# [Instructions to follow]
Return every record exactly as written.

○ ○ ○ ○ ○ ○ ○

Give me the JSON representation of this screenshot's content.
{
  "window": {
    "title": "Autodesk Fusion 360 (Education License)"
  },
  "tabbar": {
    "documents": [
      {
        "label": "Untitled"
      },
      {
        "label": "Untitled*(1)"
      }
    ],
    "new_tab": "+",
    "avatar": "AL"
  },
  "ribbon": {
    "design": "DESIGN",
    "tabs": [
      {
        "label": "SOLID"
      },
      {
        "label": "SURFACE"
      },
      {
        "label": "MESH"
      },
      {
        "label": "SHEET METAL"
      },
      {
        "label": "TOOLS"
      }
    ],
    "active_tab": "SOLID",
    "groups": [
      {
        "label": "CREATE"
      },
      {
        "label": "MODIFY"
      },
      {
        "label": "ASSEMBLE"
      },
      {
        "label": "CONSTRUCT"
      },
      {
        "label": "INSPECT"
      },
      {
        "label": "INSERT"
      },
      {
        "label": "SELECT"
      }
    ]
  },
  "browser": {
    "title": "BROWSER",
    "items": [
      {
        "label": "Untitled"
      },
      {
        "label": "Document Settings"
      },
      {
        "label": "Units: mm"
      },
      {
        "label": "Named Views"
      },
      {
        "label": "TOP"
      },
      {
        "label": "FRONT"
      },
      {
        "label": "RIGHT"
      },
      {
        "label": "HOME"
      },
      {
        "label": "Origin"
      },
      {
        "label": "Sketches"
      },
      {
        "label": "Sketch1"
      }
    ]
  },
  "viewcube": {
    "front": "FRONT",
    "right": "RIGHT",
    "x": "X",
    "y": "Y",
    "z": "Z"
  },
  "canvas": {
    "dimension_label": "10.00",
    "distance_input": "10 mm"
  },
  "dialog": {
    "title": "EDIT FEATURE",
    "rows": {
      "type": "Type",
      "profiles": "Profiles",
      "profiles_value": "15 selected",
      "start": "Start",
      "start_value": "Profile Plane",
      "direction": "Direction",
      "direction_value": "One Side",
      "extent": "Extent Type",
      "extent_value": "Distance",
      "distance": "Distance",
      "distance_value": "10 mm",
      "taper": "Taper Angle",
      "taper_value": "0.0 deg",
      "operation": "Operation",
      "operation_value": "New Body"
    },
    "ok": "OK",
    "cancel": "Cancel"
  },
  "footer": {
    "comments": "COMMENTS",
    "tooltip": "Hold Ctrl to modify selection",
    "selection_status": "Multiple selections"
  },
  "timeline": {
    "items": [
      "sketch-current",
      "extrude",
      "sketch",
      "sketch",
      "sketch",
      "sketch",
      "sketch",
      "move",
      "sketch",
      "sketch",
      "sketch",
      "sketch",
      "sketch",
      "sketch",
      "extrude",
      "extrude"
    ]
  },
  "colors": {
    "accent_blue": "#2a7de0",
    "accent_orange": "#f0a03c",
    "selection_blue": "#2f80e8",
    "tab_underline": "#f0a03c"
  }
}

○ ○ ○ ○ ○ ○ ○

# [The solution]
Give me the JSON representation of this screenshot's content.
{
  "window": {
    "title": "Autodesk Fusion 360 (Education License)"
  },
  "tabbar": {
    "documents": [
      {
        "label": "Untitled"
      },
      {
        "label": "Untitled*(1)"
      }
    ],
    "new_tab": "+",
    "avatar": "AL"
  },
  "ribbon": {
    "design": "DESIGN",
    "tabs": [
      {
        "label": "SOLID"
      },
      {
        "label": "SURFACE"
      },
      {
        "label": "MESH"
      },
      {
        "label": "SHEET METAL"
      },
      {
        "label": "TOOLS"
      }
    ],
    "active_tab": "SOLID",
    "groups": [
      {
        "label": "CREATE"
      },
      {
        "label": "MODIFY"
      },
      {
        "label": "ASSEMBLE"
      },
      {
        "label": "CONSTRUCT"
      },
      {
        "label": "INSPECT"
      },
      {
        "label": "INSERT"
      },
      {
        "label": "SELECT"
      }
    ]
  },
  "browser": {
    "title": "BROWSER",
    "items": [
      {
        "label": "Untitled"
      },
      {
        "label": "Document Settings"
      },
      {
        "label": "Units: mm"
      },
      {
        "label": "Named Views"
      },
      {
        "label": "TOP"
      },
      {
        "label": "FRONT"
      },
      {
        "label": "RIGHT"
      },
      {
        "label": "HOME"
      },
      {
        "label": "Origin"
      },
      {
        "label": "Sketches"
      },
      {
        "label": "Sketch1"
      }
    ]
  },
  "viewcube": {
    "front": "FRONT",
    "right": "RIGHT",
    "x": "X",
    "y": "Y",
    "z": "Z"
  },
  "canvas": {
    "dimension_label": "10.00",
    "distance_input": "10 mm"
  },
  "dialog": {
    "title": "EDIT FEATURE",
    "rows": {
      "type": "Type",
      "profiles": "Profiles",
      "profiles_value": "15 selected",
      "start": "Start",
      "start_value": "Profile Plane",
      "direction": "Direction",
      "direction_value": "One Side",
      "extent": "Extent Type",
      "extent_value": "Distance",
      "distance": "Distance",
      "distance_value": "10 mm",
      "taper": "Taper Angle",
      "taper_value": "0.0 deg",
      "operation": "Operation",
      "operation_value": "New Body"
    },
    "ok": "OK",
    "cancel": "Cancel"
  },
  "footer": {
    "comments": "COMMENTS",
    "tooltip": "Hold Ctrl to modify selection",
    "selection_status": "Multiple selections"
  },
  "timeline": {
    "items": [
      "sketch-current",
      "extrude",
      "sketch",
      "sketch",
      "sketch",
      "sketch",
      "sketch",
      "move",
      "sketch",
      "sketch",
      "sketch",
      "sketch",
      "sketch",
      "sketch",
      "extrude",
      "extrude"
    ]
  },
  "colors": {
    "accent_blue": "#2a7de0",
    "accent_orange": "#f0a03c",
    "selection_blue": "#2f80e8",
    "tab_underline": "#f0a03c"
  }
}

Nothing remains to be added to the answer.